▶ [Records excerpted from a collection]
···

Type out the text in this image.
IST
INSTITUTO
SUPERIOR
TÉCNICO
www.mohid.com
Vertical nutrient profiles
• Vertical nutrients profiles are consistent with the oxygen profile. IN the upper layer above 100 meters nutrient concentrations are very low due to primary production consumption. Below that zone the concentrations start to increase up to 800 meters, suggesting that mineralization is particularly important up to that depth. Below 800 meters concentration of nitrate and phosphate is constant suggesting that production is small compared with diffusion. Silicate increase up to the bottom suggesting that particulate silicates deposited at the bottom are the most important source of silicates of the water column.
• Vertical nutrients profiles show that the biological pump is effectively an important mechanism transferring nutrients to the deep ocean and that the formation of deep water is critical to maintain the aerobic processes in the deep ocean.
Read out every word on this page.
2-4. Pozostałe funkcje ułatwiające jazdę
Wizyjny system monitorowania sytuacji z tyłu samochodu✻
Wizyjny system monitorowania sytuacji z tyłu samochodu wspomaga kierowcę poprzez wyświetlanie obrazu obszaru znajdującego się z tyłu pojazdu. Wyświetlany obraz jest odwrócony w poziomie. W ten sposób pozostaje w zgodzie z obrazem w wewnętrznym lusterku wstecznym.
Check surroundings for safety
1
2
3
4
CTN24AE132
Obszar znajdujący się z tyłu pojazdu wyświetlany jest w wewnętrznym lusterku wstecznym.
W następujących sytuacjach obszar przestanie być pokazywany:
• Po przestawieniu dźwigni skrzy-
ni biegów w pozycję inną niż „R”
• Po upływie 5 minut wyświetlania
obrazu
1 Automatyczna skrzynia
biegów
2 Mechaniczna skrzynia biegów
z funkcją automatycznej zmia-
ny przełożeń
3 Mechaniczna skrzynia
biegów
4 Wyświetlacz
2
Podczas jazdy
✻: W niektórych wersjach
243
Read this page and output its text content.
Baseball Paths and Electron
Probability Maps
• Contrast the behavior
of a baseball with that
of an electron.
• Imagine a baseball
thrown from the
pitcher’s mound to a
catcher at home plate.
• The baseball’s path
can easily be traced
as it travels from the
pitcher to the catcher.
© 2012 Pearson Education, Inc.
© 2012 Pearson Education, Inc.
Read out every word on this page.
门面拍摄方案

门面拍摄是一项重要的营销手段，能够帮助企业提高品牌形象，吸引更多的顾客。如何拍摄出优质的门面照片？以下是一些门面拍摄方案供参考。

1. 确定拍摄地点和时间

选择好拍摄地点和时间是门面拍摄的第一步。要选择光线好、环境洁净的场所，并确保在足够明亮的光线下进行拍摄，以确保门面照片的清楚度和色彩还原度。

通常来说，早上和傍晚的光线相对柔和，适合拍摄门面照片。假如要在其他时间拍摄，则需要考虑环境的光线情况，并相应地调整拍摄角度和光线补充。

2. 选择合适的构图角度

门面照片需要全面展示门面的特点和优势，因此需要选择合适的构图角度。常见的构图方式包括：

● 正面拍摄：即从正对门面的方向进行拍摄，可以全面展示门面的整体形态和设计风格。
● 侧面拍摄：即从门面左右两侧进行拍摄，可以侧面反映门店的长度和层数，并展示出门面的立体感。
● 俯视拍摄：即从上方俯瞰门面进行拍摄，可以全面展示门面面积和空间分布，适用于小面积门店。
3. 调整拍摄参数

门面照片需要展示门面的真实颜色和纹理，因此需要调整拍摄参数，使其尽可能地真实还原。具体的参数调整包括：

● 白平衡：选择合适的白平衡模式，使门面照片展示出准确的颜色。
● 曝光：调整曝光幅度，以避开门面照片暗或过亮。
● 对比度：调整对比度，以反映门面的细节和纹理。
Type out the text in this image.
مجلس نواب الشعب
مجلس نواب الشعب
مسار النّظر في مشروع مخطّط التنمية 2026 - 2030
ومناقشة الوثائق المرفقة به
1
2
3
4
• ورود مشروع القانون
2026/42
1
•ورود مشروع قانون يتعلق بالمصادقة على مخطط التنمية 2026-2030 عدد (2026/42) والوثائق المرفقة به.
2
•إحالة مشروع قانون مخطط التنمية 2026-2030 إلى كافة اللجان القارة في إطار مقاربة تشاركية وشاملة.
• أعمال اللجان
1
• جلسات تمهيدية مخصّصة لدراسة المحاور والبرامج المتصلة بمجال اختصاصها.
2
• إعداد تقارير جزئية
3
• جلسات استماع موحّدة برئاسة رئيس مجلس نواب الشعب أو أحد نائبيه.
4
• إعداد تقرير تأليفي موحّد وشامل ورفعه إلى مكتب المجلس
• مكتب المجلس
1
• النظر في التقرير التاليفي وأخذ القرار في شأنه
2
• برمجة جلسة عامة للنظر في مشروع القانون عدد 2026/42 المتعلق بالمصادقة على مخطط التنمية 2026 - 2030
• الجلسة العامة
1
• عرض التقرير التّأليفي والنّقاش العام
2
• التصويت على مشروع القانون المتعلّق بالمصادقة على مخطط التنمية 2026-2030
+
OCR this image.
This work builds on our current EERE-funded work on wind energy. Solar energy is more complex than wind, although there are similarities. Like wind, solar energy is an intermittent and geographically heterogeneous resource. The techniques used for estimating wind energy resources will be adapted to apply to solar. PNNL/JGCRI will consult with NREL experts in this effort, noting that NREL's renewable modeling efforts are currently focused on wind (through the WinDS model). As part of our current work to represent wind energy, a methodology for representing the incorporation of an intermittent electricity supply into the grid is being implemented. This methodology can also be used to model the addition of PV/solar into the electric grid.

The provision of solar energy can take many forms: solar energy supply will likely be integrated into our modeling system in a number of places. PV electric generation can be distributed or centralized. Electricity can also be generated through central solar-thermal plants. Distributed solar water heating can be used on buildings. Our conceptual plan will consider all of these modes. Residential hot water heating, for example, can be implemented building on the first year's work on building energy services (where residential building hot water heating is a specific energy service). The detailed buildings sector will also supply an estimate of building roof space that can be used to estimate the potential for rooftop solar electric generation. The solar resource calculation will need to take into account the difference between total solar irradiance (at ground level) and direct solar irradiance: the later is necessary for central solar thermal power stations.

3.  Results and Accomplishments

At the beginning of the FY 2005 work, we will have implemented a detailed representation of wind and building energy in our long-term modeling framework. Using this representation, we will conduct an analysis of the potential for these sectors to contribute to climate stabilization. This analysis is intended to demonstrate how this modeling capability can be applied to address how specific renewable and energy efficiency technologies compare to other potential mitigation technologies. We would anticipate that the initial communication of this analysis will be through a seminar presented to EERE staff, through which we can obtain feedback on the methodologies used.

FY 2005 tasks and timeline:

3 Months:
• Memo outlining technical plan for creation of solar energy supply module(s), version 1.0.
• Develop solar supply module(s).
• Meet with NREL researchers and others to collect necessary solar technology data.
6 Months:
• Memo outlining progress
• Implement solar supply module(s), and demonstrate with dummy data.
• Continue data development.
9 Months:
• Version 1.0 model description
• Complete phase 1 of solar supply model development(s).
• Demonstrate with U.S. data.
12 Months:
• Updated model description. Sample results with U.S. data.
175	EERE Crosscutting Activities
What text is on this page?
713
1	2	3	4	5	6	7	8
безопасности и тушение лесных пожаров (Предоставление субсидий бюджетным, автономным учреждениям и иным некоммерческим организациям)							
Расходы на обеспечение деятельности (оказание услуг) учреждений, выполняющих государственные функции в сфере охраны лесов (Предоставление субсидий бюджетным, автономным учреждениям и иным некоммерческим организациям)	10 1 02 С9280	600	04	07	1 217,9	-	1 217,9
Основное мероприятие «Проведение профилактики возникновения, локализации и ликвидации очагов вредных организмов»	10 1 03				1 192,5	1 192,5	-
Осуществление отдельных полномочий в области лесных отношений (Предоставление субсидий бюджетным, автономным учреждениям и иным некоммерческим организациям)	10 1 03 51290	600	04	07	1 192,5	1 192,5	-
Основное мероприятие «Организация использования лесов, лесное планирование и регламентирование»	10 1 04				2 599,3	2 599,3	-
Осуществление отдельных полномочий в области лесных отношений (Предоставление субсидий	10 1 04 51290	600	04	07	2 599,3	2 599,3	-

···

For the data above, state only how many lines include the word "лесных".

3